# Exercise details
All lines holding the string "Neues" are to be shown.

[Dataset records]
━━━━━━

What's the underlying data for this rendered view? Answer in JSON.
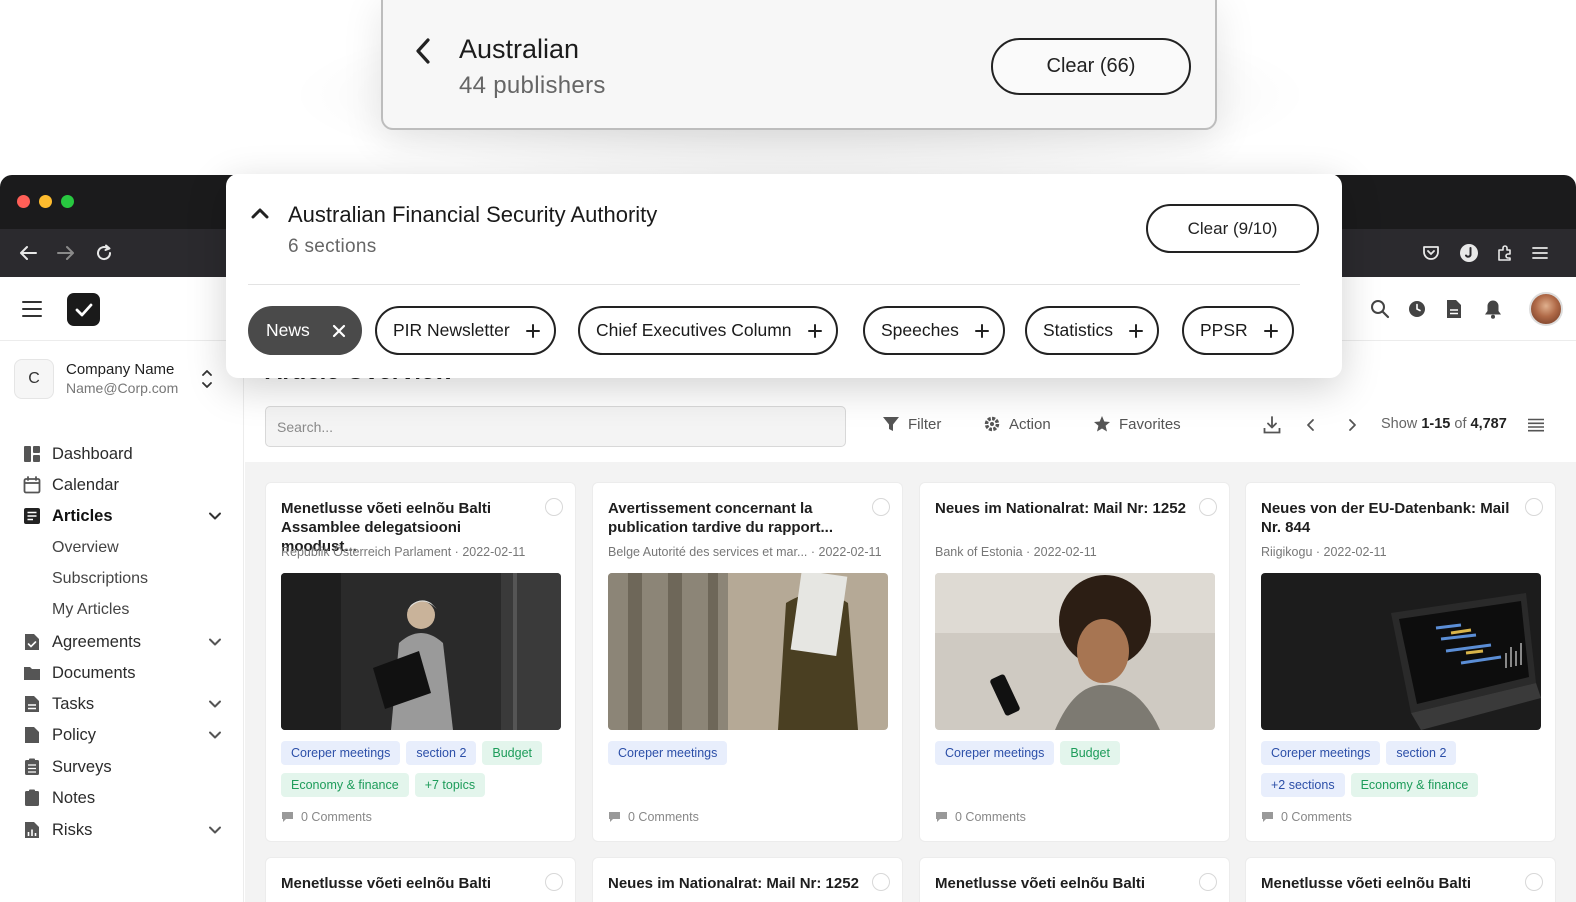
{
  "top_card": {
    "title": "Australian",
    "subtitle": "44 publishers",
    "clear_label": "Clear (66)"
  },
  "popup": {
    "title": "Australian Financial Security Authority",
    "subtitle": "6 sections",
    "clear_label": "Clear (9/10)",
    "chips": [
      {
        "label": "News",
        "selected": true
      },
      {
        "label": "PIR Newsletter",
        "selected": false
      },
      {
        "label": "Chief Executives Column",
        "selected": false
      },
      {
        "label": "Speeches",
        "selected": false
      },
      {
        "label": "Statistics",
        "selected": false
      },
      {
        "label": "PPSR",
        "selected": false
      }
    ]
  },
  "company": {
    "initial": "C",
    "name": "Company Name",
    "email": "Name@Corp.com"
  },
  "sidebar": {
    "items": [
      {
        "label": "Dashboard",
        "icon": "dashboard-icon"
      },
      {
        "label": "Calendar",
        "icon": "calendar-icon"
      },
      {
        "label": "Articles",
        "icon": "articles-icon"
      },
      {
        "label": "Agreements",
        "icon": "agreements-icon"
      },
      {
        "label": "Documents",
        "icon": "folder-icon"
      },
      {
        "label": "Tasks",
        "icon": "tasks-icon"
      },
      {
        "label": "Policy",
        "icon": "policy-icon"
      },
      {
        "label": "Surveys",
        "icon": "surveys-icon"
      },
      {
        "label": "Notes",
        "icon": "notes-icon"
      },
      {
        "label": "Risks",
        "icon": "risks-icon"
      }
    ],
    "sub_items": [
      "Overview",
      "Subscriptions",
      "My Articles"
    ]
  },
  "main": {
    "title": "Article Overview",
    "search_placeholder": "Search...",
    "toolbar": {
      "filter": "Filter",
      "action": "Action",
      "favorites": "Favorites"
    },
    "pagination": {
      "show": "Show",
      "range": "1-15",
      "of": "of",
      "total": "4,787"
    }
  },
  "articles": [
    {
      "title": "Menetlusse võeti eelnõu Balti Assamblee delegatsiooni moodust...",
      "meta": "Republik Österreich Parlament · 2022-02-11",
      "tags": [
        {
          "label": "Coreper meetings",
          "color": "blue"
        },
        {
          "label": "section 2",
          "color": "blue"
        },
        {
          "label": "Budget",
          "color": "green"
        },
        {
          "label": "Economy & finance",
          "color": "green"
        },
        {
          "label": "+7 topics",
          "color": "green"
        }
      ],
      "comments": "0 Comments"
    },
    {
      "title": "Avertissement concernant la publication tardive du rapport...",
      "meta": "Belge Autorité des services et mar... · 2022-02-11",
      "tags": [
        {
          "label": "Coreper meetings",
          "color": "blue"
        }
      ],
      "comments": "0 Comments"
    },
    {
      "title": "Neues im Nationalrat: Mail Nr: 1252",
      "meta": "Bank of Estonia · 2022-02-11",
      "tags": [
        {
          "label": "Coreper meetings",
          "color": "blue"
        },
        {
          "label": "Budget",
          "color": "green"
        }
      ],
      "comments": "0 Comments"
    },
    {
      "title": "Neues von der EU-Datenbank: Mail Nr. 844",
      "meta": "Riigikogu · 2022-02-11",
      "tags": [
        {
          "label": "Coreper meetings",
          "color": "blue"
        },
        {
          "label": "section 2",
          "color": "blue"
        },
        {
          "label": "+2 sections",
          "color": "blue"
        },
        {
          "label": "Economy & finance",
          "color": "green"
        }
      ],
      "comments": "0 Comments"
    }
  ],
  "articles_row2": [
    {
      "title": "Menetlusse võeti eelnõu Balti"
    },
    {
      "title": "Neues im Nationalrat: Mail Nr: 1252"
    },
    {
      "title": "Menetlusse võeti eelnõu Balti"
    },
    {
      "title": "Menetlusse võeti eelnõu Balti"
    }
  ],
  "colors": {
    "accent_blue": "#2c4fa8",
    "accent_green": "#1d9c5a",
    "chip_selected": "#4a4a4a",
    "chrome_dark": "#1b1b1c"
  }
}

━━━━━━

# The reply
      "title": "Neues im Nationalrat: Mail Nr: 1252",
      "title": "Neues von der EU-Datenbank: Mail Nr. 844",
      "title": "Neues im Nationalrat: Mail Nr: 1252"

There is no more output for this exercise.